Task requirements. Copy each line of the data below with the word "Private".

***** Dataset records *****

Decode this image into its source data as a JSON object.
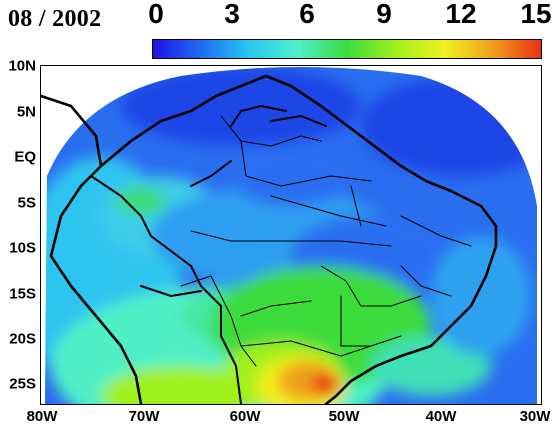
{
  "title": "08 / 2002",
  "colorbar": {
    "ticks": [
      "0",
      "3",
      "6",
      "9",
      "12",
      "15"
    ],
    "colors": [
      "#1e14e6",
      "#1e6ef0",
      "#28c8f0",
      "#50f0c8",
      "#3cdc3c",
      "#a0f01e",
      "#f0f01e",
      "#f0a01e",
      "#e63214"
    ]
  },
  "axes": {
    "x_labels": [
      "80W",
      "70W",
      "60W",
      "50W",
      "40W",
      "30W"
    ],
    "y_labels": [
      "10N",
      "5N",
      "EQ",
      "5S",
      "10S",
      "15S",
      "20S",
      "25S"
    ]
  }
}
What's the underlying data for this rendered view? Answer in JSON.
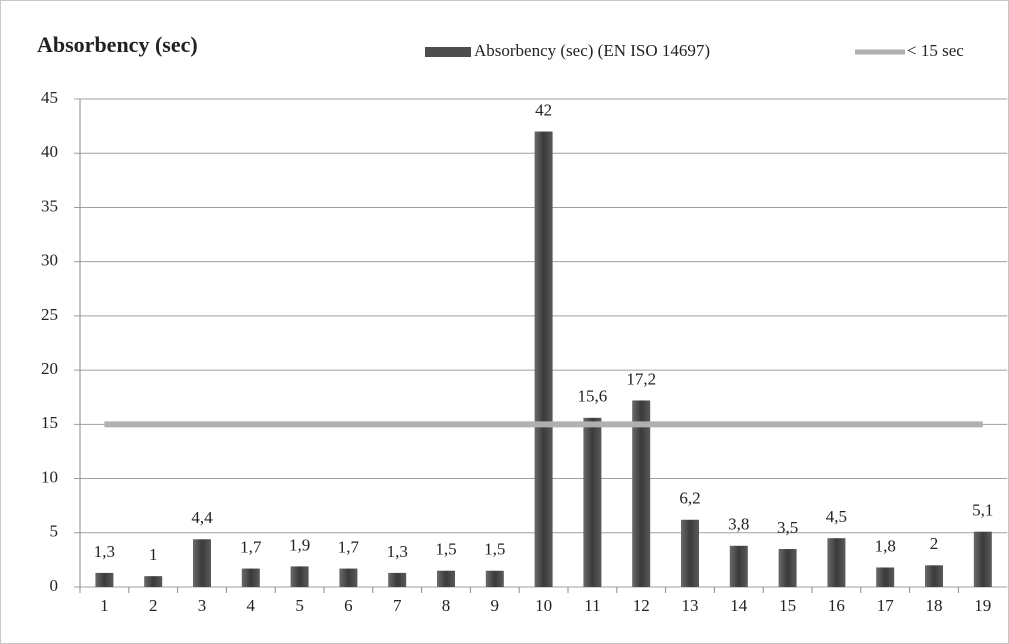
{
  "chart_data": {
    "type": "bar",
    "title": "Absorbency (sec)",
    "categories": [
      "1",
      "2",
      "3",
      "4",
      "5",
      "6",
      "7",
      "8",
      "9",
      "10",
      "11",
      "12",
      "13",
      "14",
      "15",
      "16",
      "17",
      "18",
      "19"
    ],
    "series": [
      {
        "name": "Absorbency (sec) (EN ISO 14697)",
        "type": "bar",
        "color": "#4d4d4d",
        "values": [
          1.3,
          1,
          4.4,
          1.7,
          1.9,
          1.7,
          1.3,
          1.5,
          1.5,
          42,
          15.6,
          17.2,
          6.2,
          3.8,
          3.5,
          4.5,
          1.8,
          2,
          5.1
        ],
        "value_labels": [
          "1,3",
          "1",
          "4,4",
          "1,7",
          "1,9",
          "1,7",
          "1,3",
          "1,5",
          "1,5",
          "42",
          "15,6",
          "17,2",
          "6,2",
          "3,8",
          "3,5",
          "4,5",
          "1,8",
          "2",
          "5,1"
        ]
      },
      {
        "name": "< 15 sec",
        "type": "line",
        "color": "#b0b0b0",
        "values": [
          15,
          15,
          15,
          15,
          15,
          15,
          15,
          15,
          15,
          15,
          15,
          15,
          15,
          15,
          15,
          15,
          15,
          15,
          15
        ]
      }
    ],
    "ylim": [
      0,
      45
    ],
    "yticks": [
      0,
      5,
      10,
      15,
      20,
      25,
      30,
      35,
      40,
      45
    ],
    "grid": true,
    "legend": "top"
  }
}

*****
***** Dataset records *****

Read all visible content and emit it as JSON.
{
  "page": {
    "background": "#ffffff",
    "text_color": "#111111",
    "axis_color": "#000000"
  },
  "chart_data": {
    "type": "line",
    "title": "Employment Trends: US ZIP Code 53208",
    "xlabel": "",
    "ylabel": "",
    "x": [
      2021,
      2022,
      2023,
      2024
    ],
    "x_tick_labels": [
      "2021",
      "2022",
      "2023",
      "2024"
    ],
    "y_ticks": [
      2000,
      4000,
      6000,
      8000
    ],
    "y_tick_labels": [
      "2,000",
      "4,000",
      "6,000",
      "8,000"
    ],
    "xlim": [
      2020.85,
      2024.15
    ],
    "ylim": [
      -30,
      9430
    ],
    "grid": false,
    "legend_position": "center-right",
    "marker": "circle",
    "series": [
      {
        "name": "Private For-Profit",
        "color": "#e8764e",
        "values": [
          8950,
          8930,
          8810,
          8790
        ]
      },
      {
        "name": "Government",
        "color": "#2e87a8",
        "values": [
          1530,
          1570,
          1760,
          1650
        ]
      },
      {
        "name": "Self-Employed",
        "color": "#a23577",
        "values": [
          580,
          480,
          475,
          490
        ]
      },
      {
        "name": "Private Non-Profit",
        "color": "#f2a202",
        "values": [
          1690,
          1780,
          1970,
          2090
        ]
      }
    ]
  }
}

*****
***** Dataset records *****

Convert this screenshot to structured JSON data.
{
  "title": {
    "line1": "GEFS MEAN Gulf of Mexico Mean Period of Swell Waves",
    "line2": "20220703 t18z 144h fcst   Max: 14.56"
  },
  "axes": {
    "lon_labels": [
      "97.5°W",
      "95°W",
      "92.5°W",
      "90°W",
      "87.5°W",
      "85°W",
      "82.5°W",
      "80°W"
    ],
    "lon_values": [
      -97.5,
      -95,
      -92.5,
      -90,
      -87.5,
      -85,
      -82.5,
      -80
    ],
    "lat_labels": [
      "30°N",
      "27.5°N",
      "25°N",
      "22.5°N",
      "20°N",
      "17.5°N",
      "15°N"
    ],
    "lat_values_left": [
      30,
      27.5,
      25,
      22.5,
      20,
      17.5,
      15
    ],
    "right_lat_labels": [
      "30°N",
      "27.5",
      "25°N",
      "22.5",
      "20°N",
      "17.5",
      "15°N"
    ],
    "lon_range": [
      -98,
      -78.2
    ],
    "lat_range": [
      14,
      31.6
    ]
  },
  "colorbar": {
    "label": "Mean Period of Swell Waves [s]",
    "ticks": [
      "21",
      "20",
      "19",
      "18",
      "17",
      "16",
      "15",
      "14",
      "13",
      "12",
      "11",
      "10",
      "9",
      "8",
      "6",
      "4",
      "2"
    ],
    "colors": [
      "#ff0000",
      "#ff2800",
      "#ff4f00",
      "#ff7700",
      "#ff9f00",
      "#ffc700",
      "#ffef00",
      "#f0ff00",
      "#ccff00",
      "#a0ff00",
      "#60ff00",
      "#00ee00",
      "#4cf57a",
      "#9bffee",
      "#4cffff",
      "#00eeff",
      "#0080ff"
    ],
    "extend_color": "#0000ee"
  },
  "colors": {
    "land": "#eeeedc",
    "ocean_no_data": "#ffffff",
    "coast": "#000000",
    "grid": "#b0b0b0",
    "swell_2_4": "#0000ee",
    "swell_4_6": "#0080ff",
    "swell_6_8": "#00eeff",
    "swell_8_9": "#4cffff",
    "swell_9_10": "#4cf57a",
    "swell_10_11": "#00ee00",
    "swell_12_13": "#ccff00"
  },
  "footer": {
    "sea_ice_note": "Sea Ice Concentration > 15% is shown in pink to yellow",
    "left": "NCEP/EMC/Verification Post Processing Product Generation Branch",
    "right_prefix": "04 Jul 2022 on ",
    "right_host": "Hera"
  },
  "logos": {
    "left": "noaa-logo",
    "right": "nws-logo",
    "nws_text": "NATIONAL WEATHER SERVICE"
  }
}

*****

Complete output.
        "name": "Private For-Profit",
        "name": "Private Non-Profit",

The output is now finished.